Exercise goal –
Report each line of the data that has "وأما" somewhere in it.

Stored records:
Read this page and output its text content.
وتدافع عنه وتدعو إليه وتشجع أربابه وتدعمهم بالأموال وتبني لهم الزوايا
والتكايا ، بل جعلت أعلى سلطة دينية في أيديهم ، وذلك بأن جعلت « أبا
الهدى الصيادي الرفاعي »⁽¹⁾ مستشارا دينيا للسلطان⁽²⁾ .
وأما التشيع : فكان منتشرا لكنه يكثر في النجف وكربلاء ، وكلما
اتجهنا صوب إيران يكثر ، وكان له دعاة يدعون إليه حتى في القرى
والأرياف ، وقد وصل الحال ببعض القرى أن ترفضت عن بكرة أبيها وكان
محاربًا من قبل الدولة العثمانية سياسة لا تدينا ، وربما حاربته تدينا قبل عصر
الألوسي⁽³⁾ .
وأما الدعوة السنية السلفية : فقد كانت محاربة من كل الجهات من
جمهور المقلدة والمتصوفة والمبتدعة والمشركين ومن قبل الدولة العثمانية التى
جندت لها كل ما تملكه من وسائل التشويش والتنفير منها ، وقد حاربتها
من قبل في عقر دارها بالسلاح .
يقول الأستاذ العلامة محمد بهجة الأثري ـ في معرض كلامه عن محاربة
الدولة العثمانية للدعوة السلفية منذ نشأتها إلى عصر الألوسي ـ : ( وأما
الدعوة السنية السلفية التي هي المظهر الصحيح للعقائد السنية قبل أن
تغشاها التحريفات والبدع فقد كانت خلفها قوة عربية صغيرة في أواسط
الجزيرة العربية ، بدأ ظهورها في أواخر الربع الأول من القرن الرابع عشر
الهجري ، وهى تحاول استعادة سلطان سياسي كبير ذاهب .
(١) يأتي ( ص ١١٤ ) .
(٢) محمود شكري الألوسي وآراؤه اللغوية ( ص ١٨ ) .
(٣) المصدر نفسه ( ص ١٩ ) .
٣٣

Correct output –
وأما التشيع : فكان منتشرا لكنه يكثر في النجف وكربلاء ، وكلما
وأما الدعوة السنية السلفية : فقد كانت محاربة من كل الجهات من
الدولة العثمانية للدعوة السلفية منذ نشأتها إلى عصر الألوسي ـ : ( وأما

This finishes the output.